GOAL OF THE EXERCISE: How many of the lines below contain "biler"? Answer with that number alone.

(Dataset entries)
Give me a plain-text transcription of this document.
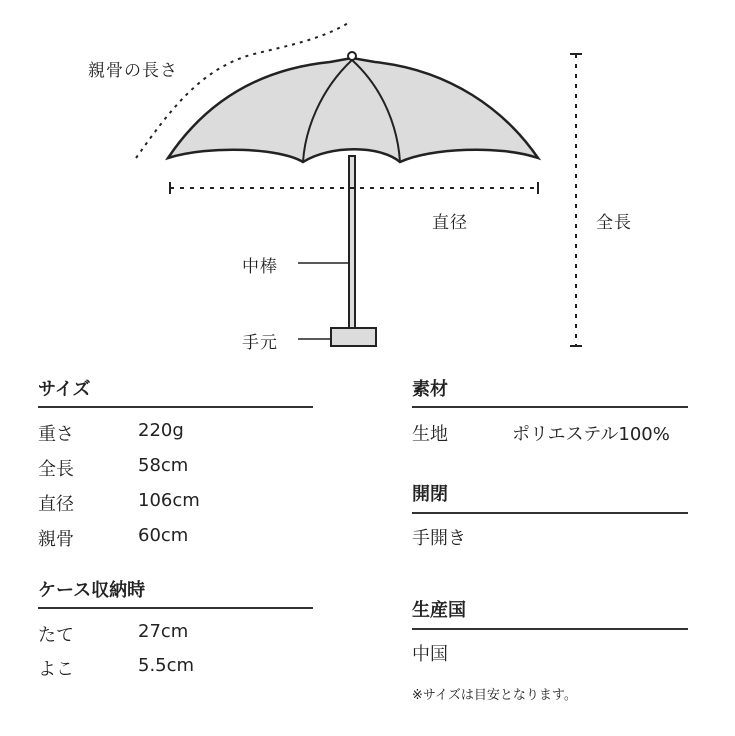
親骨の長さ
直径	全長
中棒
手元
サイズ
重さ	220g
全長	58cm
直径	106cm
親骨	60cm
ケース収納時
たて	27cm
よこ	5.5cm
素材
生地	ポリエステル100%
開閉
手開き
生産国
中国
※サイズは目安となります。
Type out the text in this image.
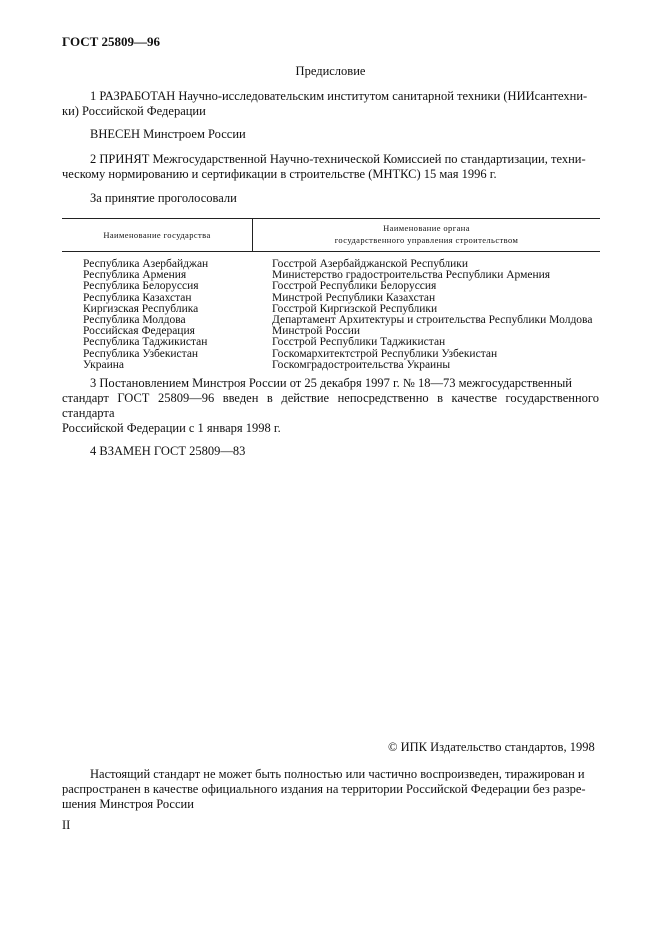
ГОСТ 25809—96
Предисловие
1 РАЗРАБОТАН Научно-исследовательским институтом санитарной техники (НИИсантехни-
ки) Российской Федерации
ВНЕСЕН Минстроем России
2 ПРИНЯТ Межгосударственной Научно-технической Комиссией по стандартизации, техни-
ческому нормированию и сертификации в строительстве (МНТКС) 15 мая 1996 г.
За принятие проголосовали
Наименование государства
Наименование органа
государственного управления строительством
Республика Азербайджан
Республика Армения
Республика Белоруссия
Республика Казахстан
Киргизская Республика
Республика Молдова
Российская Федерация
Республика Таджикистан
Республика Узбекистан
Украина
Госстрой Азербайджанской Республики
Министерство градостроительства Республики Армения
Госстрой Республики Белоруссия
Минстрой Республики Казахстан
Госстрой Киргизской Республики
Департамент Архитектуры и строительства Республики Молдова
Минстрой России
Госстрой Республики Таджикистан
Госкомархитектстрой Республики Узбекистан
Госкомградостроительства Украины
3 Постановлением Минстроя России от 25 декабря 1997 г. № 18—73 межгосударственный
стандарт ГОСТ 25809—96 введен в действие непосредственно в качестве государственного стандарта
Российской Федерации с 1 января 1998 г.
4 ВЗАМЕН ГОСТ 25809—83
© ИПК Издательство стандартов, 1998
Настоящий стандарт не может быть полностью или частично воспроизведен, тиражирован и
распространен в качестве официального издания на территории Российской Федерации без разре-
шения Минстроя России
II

* * *

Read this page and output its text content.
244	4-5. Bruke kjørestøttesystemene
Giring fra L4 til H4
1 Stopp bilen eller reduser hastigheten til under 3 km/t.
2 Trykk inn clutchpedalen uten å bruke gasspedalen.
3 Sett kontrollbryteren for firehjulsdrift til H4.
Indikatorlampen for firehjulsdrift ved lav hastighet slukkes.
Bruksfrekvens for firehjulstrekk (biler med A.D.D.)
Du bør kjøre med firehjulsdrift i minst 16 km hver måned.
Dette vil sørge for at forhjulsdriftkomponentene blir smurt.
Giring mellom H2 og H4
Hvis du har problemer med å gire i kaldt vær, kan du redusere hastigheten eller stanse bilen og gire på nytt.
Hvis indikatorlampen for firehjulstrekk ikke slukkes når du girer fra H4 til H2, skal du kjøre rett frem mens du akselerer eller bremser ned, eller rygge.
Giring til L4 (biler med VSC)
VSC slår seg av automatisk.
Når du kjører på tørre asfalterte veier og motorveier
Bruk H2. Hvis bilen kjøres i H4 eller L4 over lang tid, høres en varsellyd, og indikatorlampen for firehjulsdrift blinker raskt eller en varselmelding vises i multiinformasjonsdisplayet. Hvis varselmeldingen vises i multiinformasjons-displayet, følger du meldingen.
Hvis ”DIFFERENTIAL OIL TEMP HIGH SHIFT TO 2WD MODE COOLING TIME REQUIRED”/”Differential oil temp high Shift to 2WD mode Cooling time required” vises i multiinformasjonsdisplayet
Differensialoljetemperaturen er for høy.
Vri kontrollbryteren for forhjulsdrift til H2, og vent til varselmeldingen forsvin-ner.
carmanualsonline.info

COMPLETED EXERCISE: 2